▸ Exercise prompt: Could you transcribe the material below exactly, without leaving out a single line?
======== Dataset records ========
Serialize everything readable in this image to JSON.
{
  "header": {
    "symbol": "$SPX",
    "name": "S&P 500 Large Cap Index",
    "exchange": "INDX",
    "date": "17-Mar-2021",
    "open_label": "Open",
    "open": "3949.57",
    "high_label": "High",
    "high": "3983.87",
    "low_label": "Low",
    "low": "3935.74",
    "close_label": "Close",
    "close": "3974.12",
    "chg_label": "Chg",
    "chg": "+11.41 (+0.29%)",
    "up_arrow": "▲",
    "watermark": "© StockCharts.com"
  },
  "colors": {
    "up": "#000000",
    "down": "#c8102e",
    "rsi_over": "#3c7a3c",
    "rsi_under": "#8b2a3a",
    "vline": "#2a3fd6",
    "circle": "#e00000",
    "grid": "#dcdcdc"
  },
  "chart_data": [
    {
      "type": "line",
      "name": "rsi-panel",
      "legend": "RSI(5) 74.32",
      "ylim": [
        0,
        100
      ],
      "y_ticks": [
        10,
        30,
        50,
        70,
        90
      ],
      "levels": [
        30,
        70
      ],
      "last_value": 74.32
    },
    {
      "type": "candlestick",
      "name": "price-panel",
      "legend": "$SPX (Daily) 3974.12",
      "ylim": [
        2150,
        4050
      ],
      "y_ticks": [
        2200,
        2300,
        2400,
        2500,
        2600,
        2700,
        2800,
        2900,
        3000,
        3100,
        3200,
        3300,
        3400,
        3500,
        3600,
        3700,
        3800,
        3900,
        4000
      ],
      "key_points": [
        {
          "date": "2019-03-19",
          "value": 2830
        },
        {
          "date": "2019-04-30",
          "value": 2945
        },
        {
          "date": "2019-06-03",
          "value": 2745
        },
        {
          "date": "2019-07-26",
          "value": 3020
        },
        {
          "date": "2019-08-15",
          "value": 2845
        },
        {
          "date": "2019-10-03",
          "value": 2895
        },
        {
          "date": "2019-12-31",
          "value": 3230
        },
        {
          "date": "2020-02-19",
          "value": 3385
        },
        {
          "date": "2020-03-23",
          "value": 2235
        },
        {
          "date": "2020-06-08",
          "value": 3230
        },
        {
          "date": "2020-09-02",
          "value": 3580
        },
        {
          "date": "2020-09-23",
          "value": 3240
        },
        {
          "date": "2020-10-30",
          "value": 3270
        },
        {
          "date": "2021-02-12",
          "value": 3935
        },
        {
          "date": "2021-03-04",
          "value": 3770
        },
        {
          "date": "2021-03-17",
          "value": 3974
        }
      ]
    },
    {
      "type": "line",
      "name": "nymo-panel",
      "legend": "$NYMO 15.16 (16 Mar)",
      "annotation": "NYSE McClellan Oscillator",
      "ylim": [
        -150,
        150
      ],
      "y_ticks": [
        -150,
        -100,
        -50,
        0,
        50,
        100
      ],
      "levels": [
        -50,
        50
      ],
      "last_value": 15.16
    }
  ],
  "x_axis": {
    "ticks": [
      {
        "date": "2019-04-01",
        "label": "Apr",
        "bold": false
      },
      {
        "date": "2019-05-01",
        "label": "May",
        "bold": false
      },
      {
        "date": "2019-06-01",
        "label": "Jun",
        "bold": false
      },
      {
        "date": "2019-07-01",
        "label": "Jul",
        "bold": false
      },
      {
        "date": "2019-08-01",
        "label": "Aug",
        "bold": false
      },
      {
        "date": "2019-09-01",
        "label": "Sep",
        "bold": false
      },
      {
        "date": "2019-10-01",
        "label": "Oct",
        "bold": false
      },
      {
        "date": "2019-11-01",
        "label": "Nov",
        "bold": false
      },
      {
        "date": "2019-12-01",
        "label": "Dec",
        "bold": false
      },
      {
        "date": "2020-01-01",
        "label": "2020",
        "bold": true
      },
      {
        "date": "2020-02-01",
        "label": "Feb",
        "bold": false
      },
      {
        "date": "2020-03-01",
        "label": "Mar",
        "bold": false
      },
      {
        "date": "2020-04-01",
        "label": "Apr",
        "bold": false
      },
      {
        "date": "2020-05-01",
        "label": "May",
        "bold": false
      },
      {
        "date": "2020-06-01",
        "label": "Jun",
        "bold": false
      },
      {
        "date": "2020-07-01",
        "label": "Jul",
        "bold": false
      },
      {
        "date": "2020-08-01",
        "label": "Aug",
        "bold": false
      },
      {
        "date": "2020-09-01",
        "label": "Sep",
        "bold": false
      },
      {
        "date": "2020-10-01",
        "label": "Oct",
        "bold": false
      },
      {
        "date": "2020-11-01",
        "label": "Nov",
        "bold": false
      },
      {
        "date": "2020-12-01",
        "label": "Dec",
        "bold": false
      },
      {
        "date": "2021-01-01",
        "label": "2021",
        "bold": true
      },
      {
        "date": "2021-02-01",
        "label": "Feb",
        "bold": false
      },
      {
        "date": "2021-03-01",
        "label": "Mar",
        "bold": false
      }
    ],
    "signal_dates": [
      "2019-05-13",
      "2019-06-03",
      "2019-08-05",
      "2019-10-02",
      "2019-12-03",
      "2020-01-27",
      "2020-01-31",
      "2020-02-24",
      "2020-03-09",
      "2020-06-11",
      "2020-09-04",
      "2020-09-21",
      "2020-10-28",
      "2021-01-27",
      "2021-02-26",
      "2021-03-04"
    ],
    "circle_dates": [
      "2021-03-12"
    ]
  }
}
========
▸ Right answer:
Serialize everything readable in this image to JSON.
{
  "header": {
    "symbol": "$SPX",
    "name": "S&P 500 Large Cap Index",
    "exchange": "INDX",
    "date": "17-Mar-2021",
    "open_label": "Open",
    "open": "3949.57",
    "high_label": "High",
    "high": "3983.87",
    "low_label": "Low",
    "low": "3935.74",
    "close_label": "Close",
    "close": "3974.12",
    "chg_label": "Chg",
    "chg": "+11.41 (+0.29%)",
    "up_arrow": "▲",
    "watermark": "© StockCharts.com"
  },
  "colors": {
    "up": "#000000",
    "down": "#c8102e",
    "rsi_over": "#3c7a3c",
    "rsi_under": "#8b2a3a",
    "vline": "#2a3fd6",
    "circle": "#e00000",
    "grid": "#dcdcdc"
  },
  "chart_data": [
    {
      "type": "line",
      "name": "rsi-panel",
      "legend": "RSI(5) 74.32",
      "ylim": [
        0,
        100
      ],
      "y_ticks": [
        10,
        30,
        50,
        70,
        90
      ],
      "levels": [
        30,
        70
      ],
      "last_value": 74.32
    },
    {
      "type": "candlestick",
      "name": "price-panel",
      "legend": "$SPX (Daily) 3974.12",
      "ylim": [
        2150,
        4050
      ],
      "y_ticks": [
        2200,
        2300,
        2400,
        2500,
        2600,
        2700,
        2800,
        2900,
        3000,
        3100,
        3200,
        3300,
        3400,
        3500,
        3600,
        3700,
        3800,
        3900,
        4000
      ],
      "key_points": [
        {
          "date": "2019-03-19",
          "value": 2830
        },
        {
          "date": "2019-04-30",
          "value": 2945
        },
        {
          "date": "2019-06-03",
          "value": 2745
        },
        {
          "date": "2019-07-26",
          "value": 3020
        },
        {
          "date": "2019-08-15",
          "value": 2845
        },
        {
          "date": "2019-10-03",
          "value": 2895
        },
        {
          "date": "2019-12-31",
          "value": 3230
        },
        {
          "date": "2020-02-19",
          "value": 3385
        },
        {
          "date": "2020-03-23",
          "value": 2235
        },
        {
          "date": "2020-06-08",
          "value": 3230
        },
        {
          "date": "2020-09-02",
          "value": 3580
        },
        {
          "date": "2020-09-23",
          "value": 3240
        },
        {
          "date": "2020-10-30",
          "value": 3270
        },
        {
          "date": "2021-02-12",
          "value": 3935
        },
        {
          "date": "2021-03-04",
          "value": 3770
        },
        {
          "date": "2021-03-17",
          "value": 3974
        }
      ]
    },
    {
      "type": "line",
      "name": "nymo-panel",
      "legend": "$NYMO 15.16 (16 Mar)",
      "annotation": "NYSE McClellan Oscillator",
      "ylim": [
        -150,
        150
      ],
      "y_ticks": [
        -150,
        -100,
        -50,
        0,
        50,
        100
      ],
      "levels": [
        -50,
        50
      ],
      "last_value": 15.16
    }
  ],
  "x_axis": {
    "ticks": [
      {
        "date": "2019-04-01",
        "label": "Apr",
        "bold": false
      },
      {
        "date": "2019-05-01",
        "label": "May",
        "bold": false
      },
      {
        "date": "2019-06-01",
        "label": "Jun",
        "bold": false
      },
      {
        "date": "2019-07-01",
        "label": "Jul",
        "bold": false
      },
      {
        "date": "2019-08-01",
        "label": "Aug",
        "bold": false
      },
      {
        "date": "2019-09-01",
        "label": "Sep",
        "bold": false
      },
      {
        "date": "2019-10-01",
        "label": "Oct",
        "bold": false
      },
      {
        "date": "2019-11-01",
        "label": "Nov",
        "bold": false
      },
      {
        "date": "2019-12-01",
        "label": "Dec",
        "bold": false
      },
      {
        "date": "2020-01-01",
        "label": "2020",
        "bold": true
      },
      {
        "date": "2020-02-01",
        "label": "Feb",
        "bold": false
      },
      {
        "date": "2020-03-01",
        "label": "Mar",
        "bold": false
      },
      {
        "date": "2020-04-01",
        "label": "Apr",
        "bold": false
      },
      {
        "date": "2020-05-01",
        "label": "May",
        "bold": false
      },
      {
        "date": "2020-06-01",
        "label": "Jun",
        "bold": false
      },
      {
        "date": "2020-07-01",
        "label": "Jul",
        "bold": false
      },
      {
        "date": "2020-08-01",
        "label": "Aug",
        "bold": false
      },
      {
        "date": "2020-09-01",
        "label": "Sep",
        "bold": false
      },
      {
        "date": "2020-10-01",
        "label": "Oct",
        "bold": false
      },
      {
        "date": "2020-11-01",
        "label": "Nov",
        "bold": false
      },
      {
        "date": "2020-12-01",
        "label": "Dec",
        "bold": false
      },
      {
        "date": "2021-01-01",
        "label": "2021",
        "bold": true
      },
      {
        "date": "2021-02-01",
        "label": "Feb",
        "bold": false
      },
      {
        "date": "2021-03-01",
        "label": "Mar",
        "bold": false
      }
    ],
    "signal_dates": [
      "2019-05-13",
      "2019-06-03",
      "2019-08-05",
      "2019-10-02",
      "2019-12-03",
      "2020-01-27",
      "2020-01-31",
      "2020-02-24",
      "2020-03-09",
      "2020-06-11",
      "2020-09-04",
      "2020-09-21",
      "2020-10-28",
      "2021-01-27",
      "2021-02-26",
      "2021-03-04"
    ],
    "circle_dates": [
      "2021-03-12"
    ]
  }
}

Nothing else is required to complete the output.